======== Extracted entries
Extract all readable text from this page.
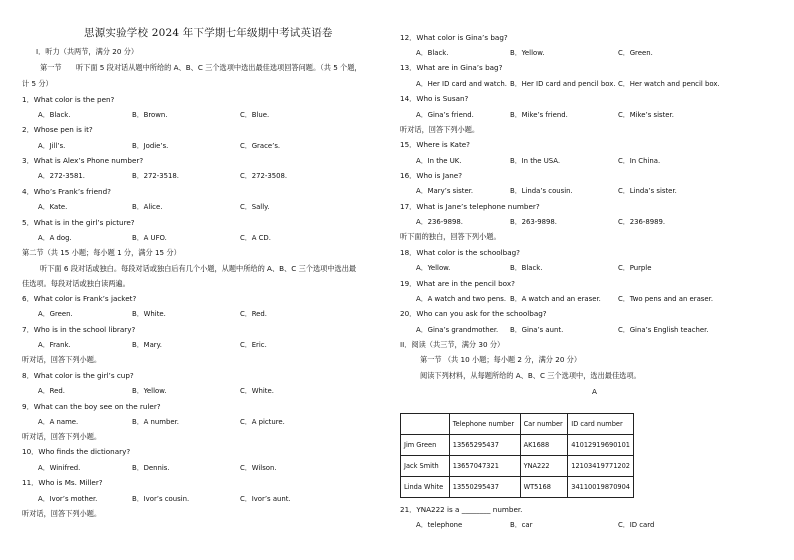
思源实验学校 2024 年下学期七年级期中考试英语卷
I．听力（共两节，满分 20 分）
第一节　　听下面 5 段对话从题中所给的 A、B、C 三个选项中选出最佳选项回答问题。（共 5 个题，
计 5 分）
1．What color is the pen?
A．Black.	B．Brown.	C．Blue.
2．Whose pen is it?
A．Jill’s.	B．Jodie’s.	C．Grace’s.
3．What is Alex’s Phone number?
A．272-3581.	B．272-3518.	C．272-3508.
4．Who’s Frank’s friend?
A．Kate.	B．Alice.	C．Sally.
5．What is in the girl’s picture?
A．A dog.	B．A UFO.	C．A CD.
第二节（共 15 小题；每小题 1 分，满分 15 分）
听下面 6 段对话或独白。每段对话或独白后有几个小题，从题中所给的 A、B、C 三个选项中选出最
佳选项。每段对话或独白读两遍。
6．What color is Frank’s jacket?
A．Green.	B．White.	C．Red.
7．Who is in the school library?
A．Frank.	B．Mary.	C．Eric.
听对话，回答下列小题。
8．What color is the girl’s cup?
A．Red.	B．Yellow.	C．White.
9．What can the boy see on the ruler?
A．A name.	B．A number.	C．A picture.
听对话，回答下列小题。
10．Who finds the dictionary?
A．Winifred.	B．Dennis.	C．Wilson.
11．Who is Ms. Miller?
A．Ivor’s mother.	B．Ivor’s cousin.	C．Ivor’s aunt.
听对话，回答下列小题。
12．What color is Gina’s bag?
A．Black.	B．Yellow.	C．Green.
13．What are in Gina’s bag?
A．Her ID card and watch. B．Her ID card and pencil box. C．Her watch and pencil box.
14．Who is Susan?
A．Gina’s friend.	B．Mike’s friend.	C．Mike’s sister.
听对话，回答下列小题。
15．Where is Kate?
A．In the UK.	B．In the USA.	C．In China.
16．Who is Jane?
A．Mary’s sister.	B．Linda’s cousin.	C．Linda’s sister.
17．What is Jane’s telephone number?
A．236-9898.	B．263-9898.	C．236-8989.
听下面的独白，回答下列小题。
18．What color is the schoolbag?
A．Yellow.	B．Black.	C．Purple
19．What are in the pencil box?
A．A watch and two pens. B．A watch and an eraser. C．Two pens and an eraser.
20．Who can you ask for the schoolbag?
A．Gina’s grandmother. B．Gina’s aunt.	C．Gina’s English teacher.
II．阅读（共三节，满分 30 分）
第一节 （共 10 小题；每小题 2 分，满分 20 分）
阅读下列材料，从每题所给的 A、B、C 三个选项中，选出最佳选项。
A
	Telephone number	Car number	ID card number
Jim Green	13565295437	AK1688	41012919690101
Jack Smith	13657047321	YNA222	12103419771202
Linda White	13550295437	WT5168	34110019870904
21．YNA222 is a ________ number.
A．telephone	B．car	C．ID card
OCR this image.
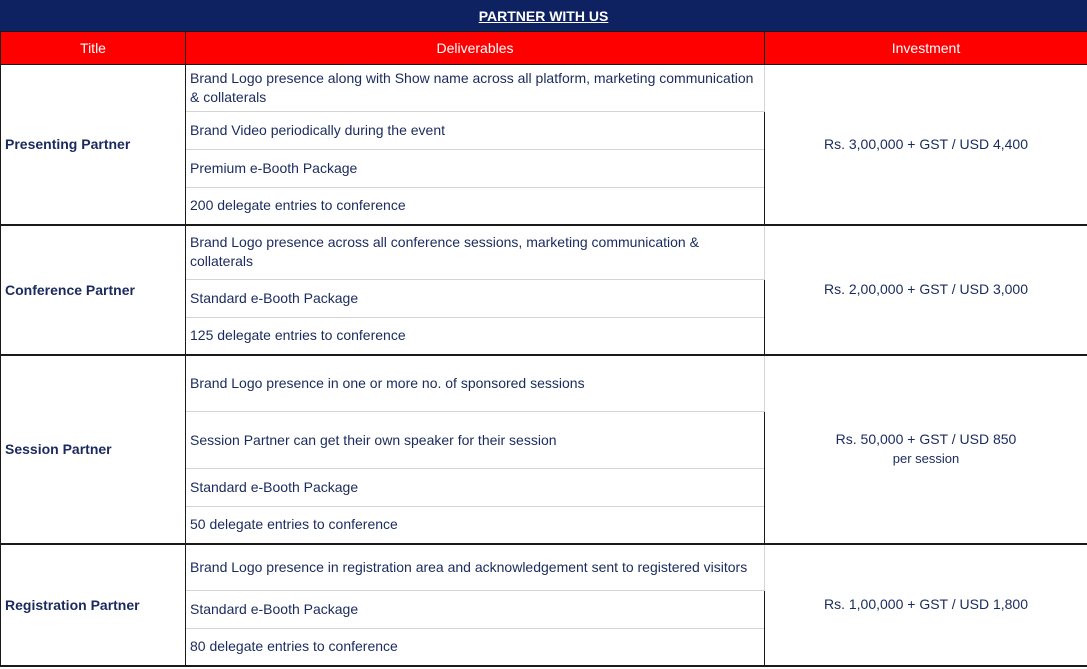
PARTNER WITH US
Title	Deliverables	Investment
Presenting Partner	Brand Logo presence along with Show name across all platform, marketing communication & collaterals	Rs. 3,00,000 + GST / USD 4,400
	Brand Video periodically during the event	
	Premium e-Booth Package	
	200 delegate entries to conference	
Conference Partner	Brand Logo presence across all conference sessions, marketing communication & collaterals	Rs. 2,00,000 + GST / USD 3,000
	Standard e-Booth Package	
	125 delegate entries to conference	
Session Partner	Brand Logo presence in one or more no. of sponsored sessions	Rs. 50,000 + GST / USD 850
per session

	Session Partner can get their own speaker for their session	
	Standard e-Booth Package	
	50 delegate entries to conference	
Registration Partner	Brand Logo presence in registration area and acknowledgement sent to registered visitors	Rs. 1,00,000 + GST / USD 1,800
	Standard e-Booth Package	
	80 delegate entries to conference	
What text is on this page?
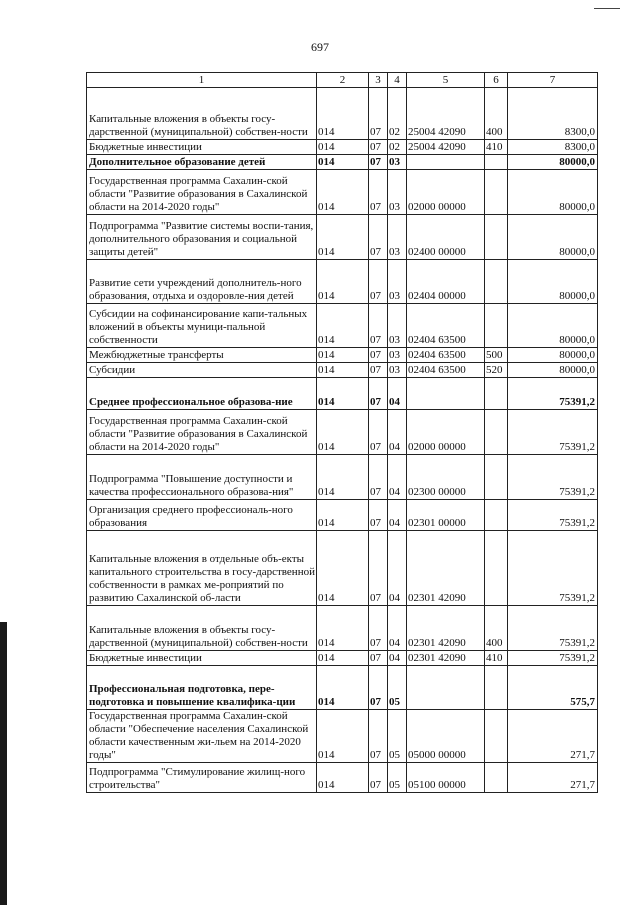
697
1	2	3	4	5	6	7
Капитальные вложения в объекты госу-дарственной (муниципальной) собствен-ности	014	07	02	25004 42090	400	8300,0
Бюджетные инвестиции	014	07	02	25004 42090	410	8300,0
Дополнительное образование детей	014	07	03			80000,0
Государственная программа Сахалин-ской области "Развитие образования в Сахалинской области на 2014-2020 годы"	014	07	03	02000 00000		80000,0
Подпрограмма "Развитие системы воспи-тания, дополнительного образования и социальной защиты детей"	014	07	03	02400 00000		80000,0
Развитие сети учреждений дополнитель-ного образования, отдыха и оздоровле-ния детей	014	07	03	02404 00000		80000,0
Субсидии на софинансирование капи-тальных вложений в объекты муници-пальной собственности	014	07	03	02404 63500		80000,0
Межбюджетные трансферты	014	07	03	02404 63500	500	80000,0
Субсидии	014	07	03	02404 63500	520	80000,0
Среднее профессиональное образова-ние	014	07	04			75391,2
Государственная программа Сахалин-ской области "Развитие образования в Сахалинской области на 2014-2020 годы"	014	07	04	02000 00000		75391,2
Подпрограмма "Повышение доступности и качества профессионального образова-ния"	014	07	04	02300 00000		75391,2
Организация среднего профессиональ-ного образования	014	07	04	02301 00000		75391,2
Капитальные вложения в отдельные объ-екты капитального строительства в госу-дарственной собственности в рамках ме-роприятий по развитию Сахалинской об-ласти	014	07	04	02301 42090		75391,2
Капитальные вложения в объекты госу-дарственной (муниципальной) собствен-ности	014	07	04	02301 42090	400	75391,2
Бюджетные инвестиции	014	07	04	02301 42090	410	75391,2
Профессиональная подготовка, пере-подготовка и повышение квалифика-ции	014	07	05			575,7
Государственная программа Сахалин-ской области "Обеспечение населения Сахалинской области качественным жи-льем на 2014-2020 годы"	014	07	05	05000 00000		271,7
Подпрограмма "Стимулирование жилищ-ного строительства"	014	07	05	05100 00000		271,7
================
What you will do
Copy out each line of the records that holds the string "conference".

Completed exercise
	200 delegate entries to conference	
Conference Partner	Brand Logo presence across all conference sessions, marketing communication & collaterals	Rs. 2,00,000 + GST / USD 3,000
	125 delegate entries to conference	
	50 delegate entries to conference	
	80 delegate entries to conference	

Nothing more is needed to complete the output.